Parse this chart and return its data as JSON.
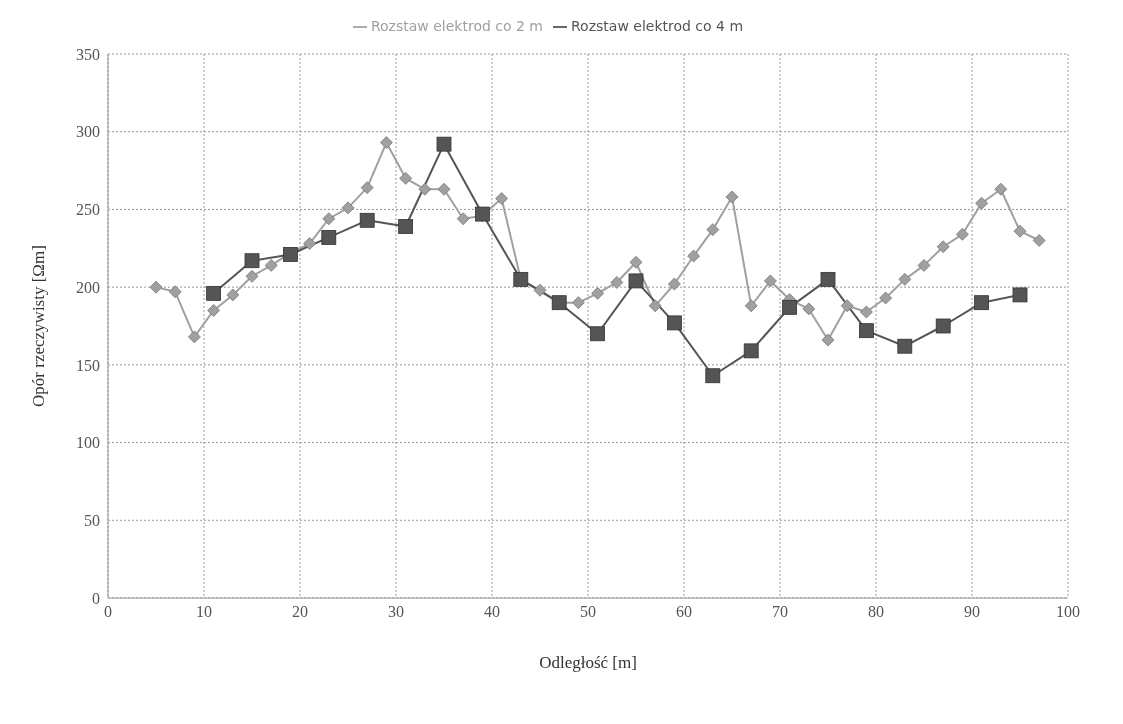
{
  "chart_data": {
    "type": "line",
    "xlabel": "Odległość [m]",
    "ylabel": "Opór rzeczywisty [Ωm]",
    "xlim": [
      0,
      100
    ],
    "xticks": [
      0,
      10,
      20,
      30,
      40,
      50,
      60,
      70,
      80,
      90,
      100
    ],
    "ylim": [
      0,
      350
    ],
    "yticks": [
      0,
      50,
      100,
      150,
      200,
      250,
      300,
      350
    ],
    "grid": true,
    "legend": "top",
    "series": [
      {
        "name": "Rozstaw elektrod co 2 m",
        "color": "#a0a0a0",
        "marker": "diamond",
        "x": [
          5,
          7,
          9,
          11,
          13,
          15,
          17,
          19,
          21,
          23,
          25,
          27,
          29,
          31,
          33,
          35,
          37,
          39,
          41,
          43,
          45,
          47,
          49,
          51,
          53,
          55,
          57,
          59,
          61,
          63,
          65,
          67,
          69,
          71,
          73,
          75,
          77,
          79,
          81,
          83,
          85,
          87,
          89,
          91,
          93,
          95,
          97
        ],
        "values": [
          200,
          197,
          168,
          185,
          195,
          207,
          214,
          222,
          228,
          244,
          251,
          264,
          293,
          270,
          263,
          263,
          244,
          246,
          257,
          205,
          198,
          190,
          190,
          196,
          203,
          216,
          188,
          202,
          220,
          237,
          258,
          188,
          204,
          192,
          186,
          166,
          188,
          184,
          193,
          205,
          214,
          226,
          234,
          254,
          263,
          236,
          230
        ]
      },
      {
        "name": "Rozstaw elektrod co 4 m",
        "color": "#555555",
        "marker": "square",
        "x": [
          11,
          15,
          19,
          23,
          27,
          31,
          35,
          39,
          43,
          47,
          51,
          55,
          59,
          63,
          67,
          71,
          75,
          79,
          83,
          87,
          91,
          95
        ],
        "values": [
          196,
          217,
          221,
          232,
          243,
          239,
          292,
          247,
          205,
          190,
          170,
          204,
          177,
          143,
          159,
          187,
          205,
          172,
          162,
          175,
          190,
          195
        ]
      }
    ]
  }
}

____

WHAT THE TASK REQUIRES:
Check each line of the data above for the string "elektrod", then report how many lines have it, with no other words.

ANSWER TO THE EXERCISE:
2